[Data entries]
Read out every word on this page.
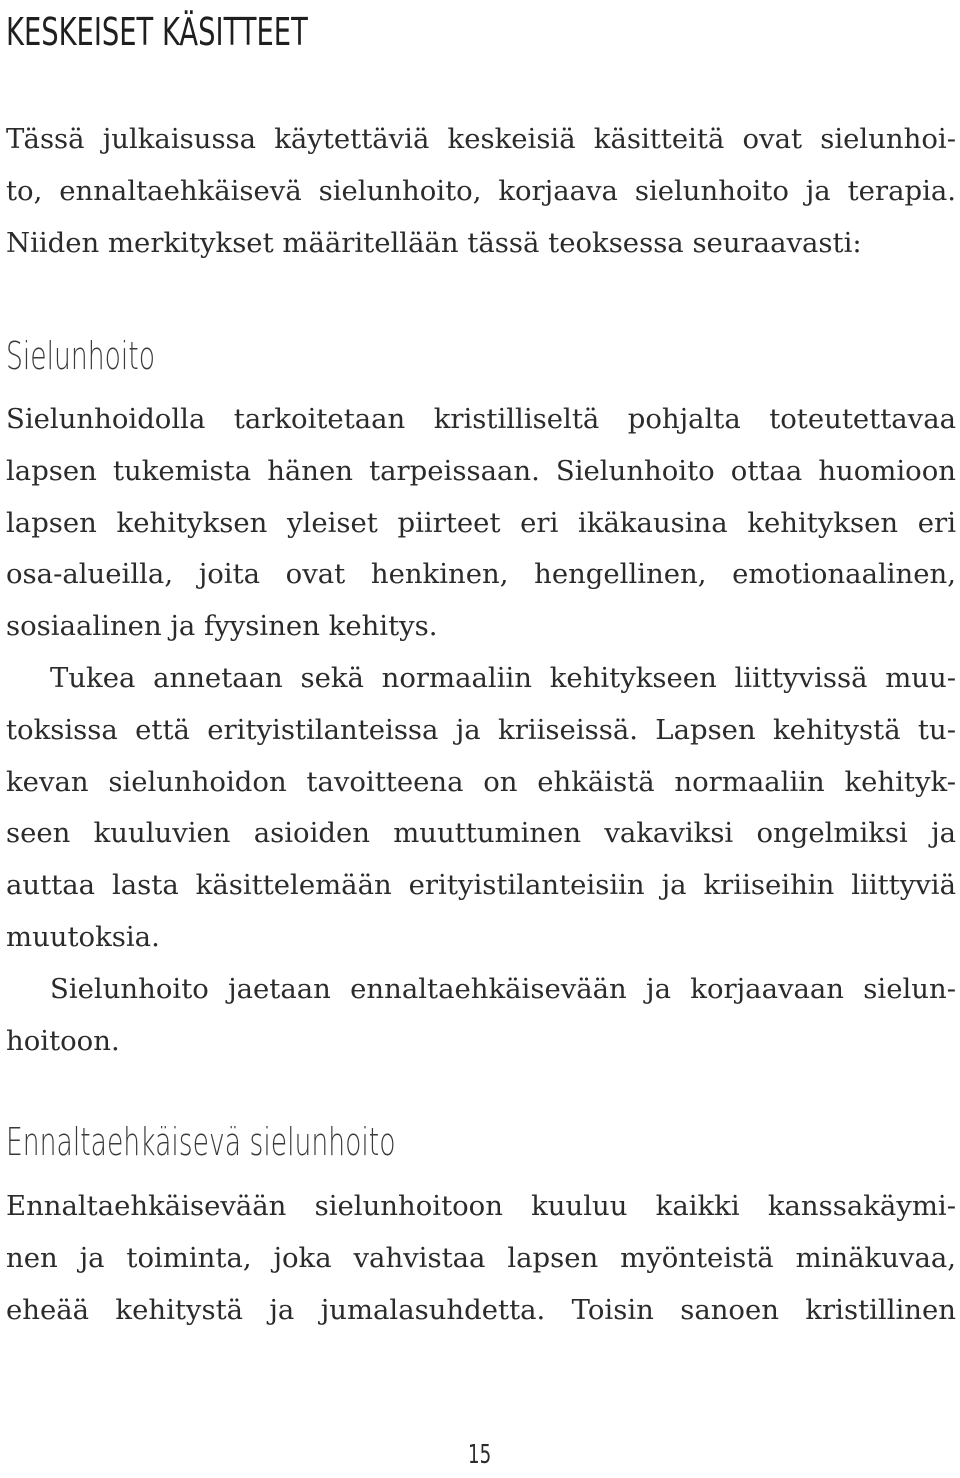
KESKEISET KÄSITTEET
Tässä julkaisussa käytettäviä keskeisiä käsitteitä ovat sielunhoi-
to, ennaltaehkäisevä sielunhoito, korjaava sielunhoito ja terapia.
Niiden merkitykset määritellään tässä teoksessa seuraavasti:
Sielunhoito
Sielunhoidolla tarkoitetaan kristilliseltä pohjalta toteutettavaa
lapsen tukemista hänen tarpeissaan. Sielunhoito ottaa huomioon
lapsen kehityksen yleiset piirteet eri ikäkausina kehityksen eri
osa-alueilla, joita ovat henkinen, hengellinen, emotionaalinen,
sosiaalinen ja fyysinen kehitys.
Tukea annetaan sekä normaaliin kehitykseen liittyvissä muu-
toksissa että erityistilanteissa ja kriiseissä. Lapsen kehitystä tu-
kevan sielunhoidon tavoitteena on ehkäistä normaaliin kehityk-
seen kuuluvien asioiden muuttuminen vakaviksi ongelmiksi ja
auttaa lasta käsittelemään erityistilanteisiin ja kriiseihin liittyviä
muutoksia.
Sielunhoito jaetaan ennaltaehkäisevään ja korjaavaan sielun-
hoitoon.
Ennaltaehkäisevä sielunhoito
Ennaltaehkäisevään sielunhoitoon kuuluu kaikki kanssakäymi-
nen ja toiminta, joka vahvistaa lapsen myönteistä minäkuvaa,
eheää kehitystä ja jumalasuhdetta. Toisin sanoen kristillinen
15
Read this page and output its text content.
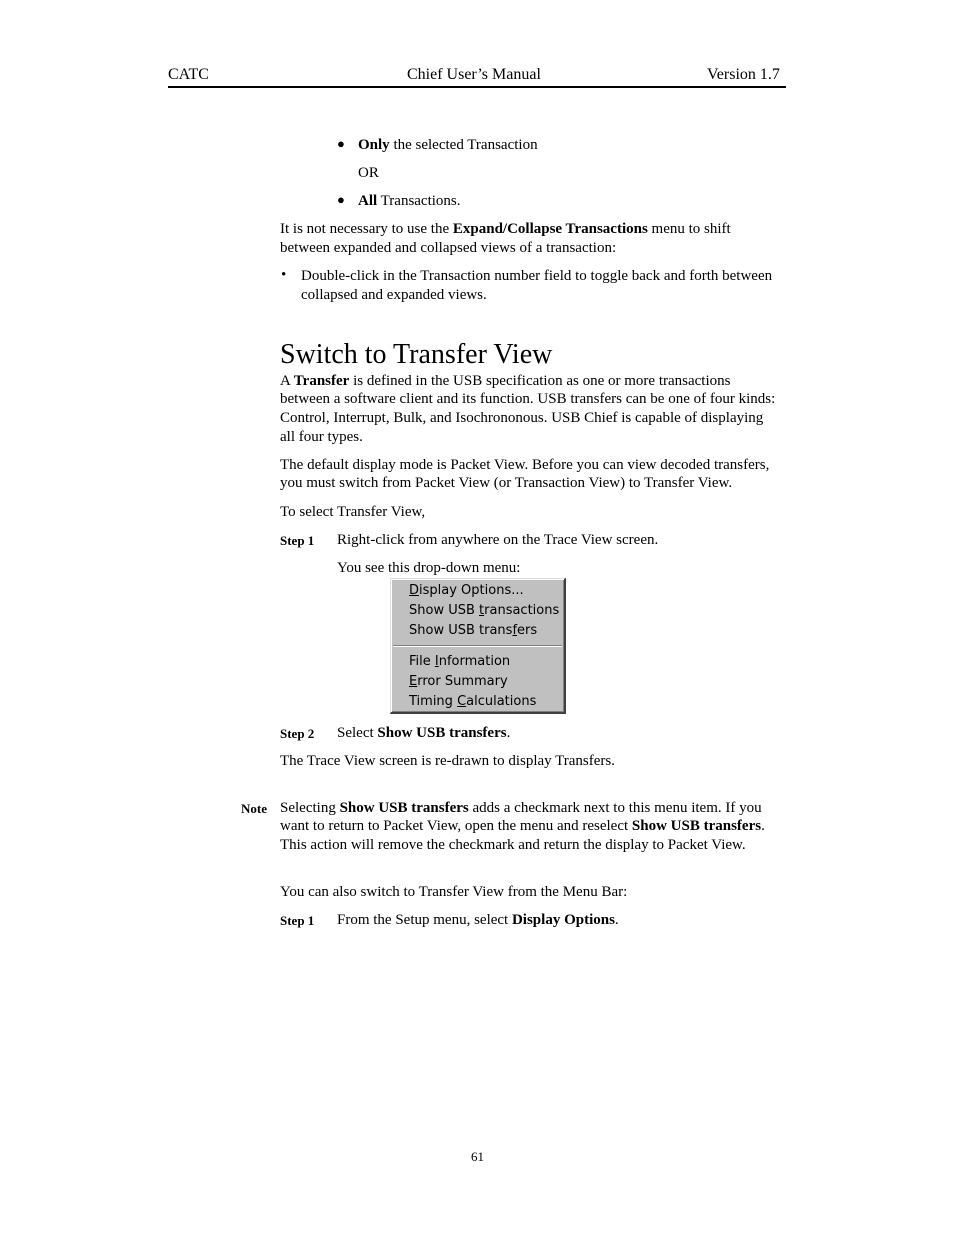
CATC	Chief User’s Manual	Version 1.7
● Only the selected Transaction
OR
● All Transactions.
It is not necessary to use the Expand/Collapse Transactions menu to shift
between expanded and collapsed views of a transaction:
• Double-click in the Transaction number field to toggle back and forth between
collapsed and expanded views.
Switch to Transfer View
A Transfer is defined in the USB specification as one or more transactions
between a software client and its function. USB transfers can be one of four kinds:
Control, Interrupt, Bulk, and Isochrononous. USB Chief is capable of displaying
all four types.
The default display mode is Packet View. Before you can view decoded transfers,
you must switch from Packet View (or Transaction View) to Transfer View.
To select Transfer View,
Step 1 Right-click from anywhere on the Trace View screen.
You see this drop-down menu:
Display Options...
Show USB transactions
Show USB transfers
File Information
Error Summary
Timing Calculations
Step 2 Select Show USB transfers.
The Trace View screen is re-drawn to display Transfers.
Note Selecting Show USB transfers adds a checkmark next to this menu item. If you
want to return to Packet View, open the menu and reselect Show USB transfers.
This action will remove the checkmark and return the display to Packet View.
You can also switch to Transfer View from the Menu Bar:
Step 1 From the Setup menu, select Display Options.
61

...

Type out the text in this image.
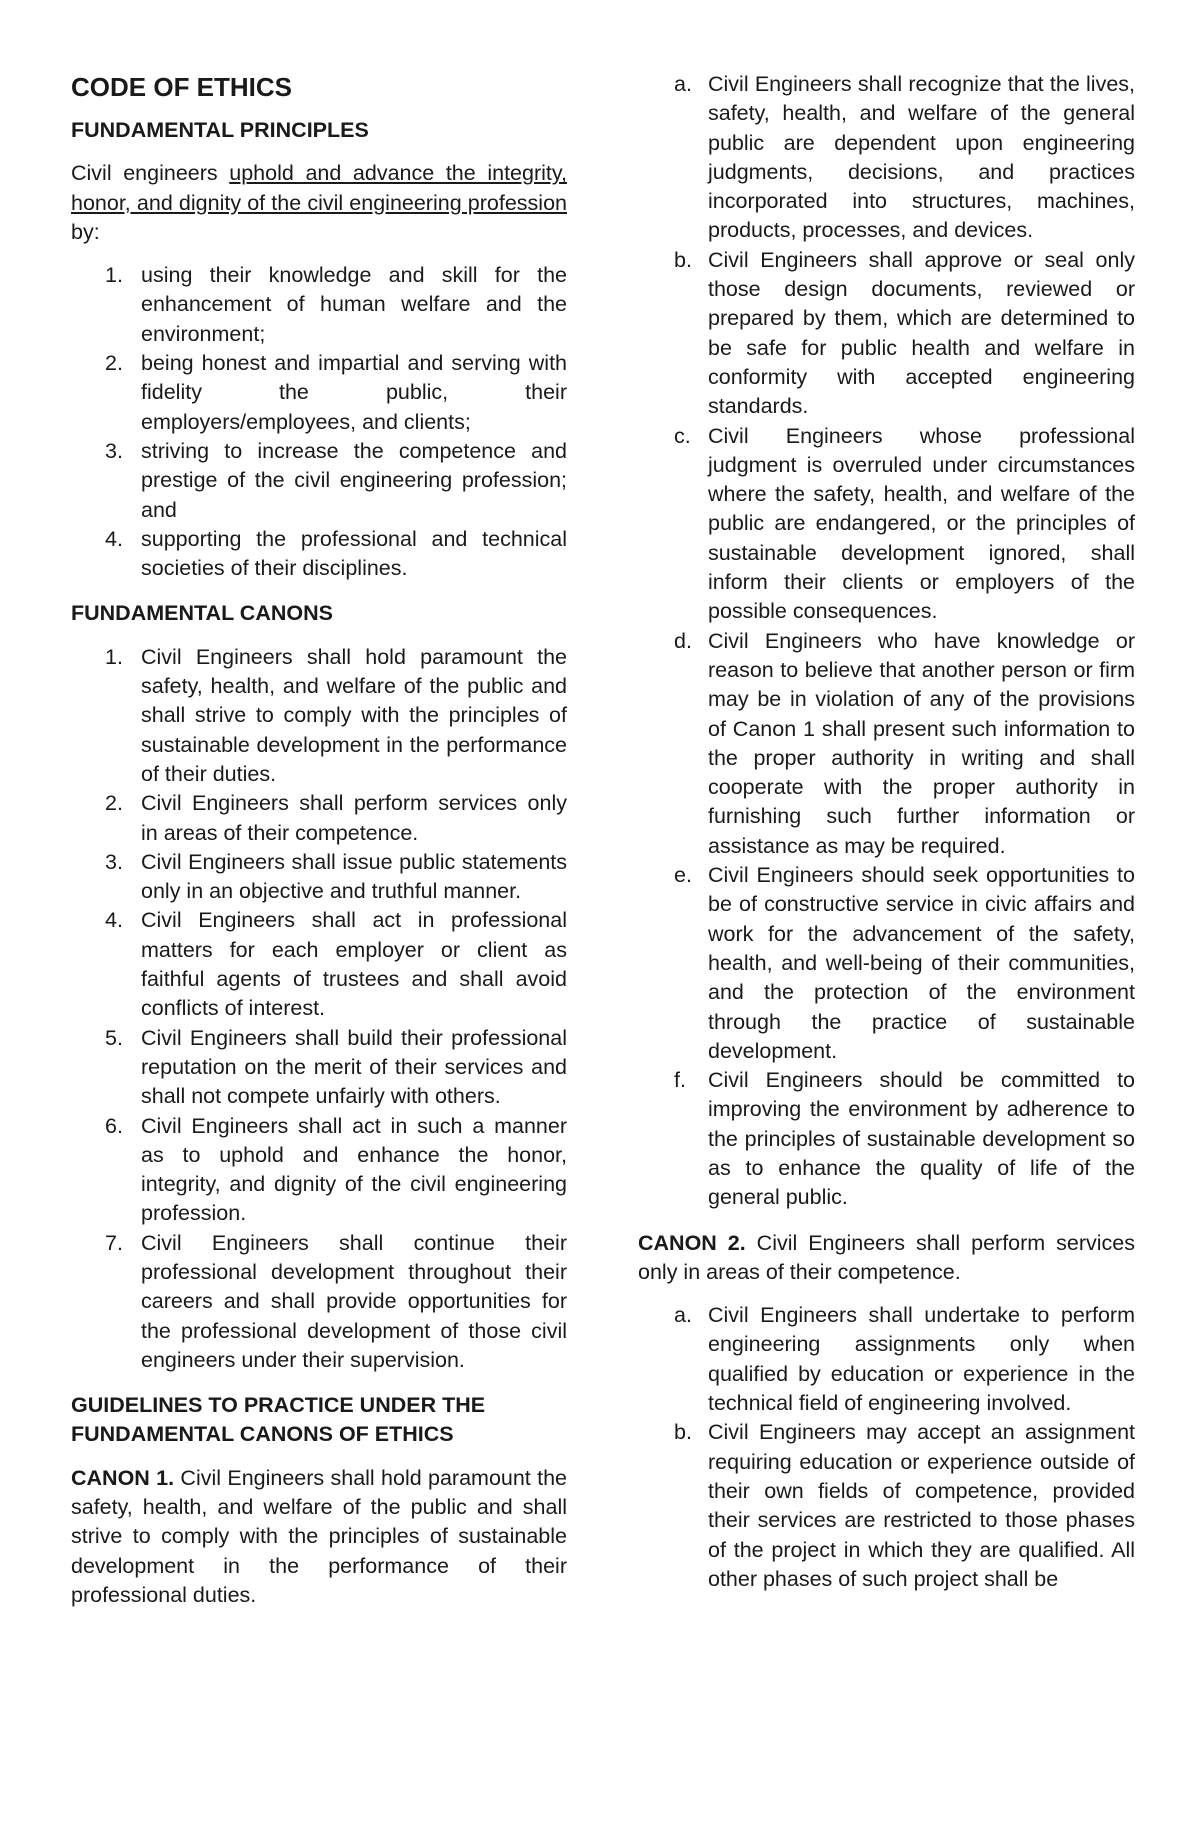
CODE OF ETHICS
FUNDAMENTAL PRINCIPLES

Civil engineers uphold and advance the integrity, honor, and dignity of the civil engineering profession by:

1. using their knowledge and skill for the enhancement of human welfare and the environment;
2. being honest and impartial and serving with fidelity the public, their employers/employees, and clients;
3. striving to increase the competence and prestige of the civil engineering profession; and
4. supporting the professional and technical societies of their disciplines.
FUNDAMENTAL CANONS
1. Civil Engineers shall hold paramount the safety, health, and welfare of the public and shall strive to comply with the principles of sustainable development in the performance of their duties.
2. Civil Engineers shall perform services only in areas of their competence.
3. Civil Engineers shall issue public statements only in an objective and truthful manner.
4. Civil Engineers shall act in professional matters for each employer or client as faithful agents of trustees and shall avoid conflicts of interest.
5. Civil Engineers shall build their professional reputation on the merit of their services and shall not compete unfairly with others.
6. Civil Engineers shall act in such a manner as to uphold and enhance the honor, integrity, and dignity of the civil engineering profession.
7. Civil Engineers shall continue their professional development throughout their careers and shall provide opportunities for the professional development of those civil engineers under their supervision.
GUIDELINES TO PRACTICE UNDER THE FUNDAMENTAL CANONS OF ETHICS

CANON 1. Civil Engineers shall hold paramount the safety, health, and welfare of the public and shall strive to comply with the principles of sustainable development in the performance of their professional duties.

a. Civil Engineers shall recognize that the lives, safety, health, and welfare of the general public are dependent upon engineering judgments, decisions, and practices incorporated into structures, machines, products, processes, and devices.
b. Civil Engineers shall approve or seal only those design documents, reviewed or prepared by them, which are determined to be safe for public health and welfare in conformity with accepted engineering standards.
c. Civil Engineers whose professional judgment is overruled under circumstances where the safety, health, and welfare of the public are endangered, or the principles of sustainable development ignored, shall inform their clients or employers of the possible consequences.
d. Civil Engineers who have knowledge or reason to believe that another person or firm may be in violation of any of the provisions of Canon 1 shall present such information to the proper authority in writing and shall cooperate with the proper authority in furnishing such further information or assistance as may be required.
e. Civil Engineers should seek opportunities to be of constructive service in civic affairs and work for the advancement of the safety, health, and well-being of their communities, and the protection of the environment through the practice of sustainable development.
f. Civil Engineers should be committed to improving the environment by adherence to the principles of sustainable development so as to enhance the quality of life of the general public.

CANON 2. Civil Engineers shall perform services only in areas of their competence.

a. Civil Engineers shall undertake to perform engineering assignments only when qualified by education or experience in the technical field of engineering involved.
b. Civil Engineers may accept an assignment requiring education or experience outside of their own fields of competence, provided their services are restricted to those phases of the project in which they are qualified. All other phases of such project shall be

▸ **Required work**: Using the records above, copy every line that has the word "text" in it.

▸ **Exercise answer**:
Read this page and output its text content.
Type out the text in this image.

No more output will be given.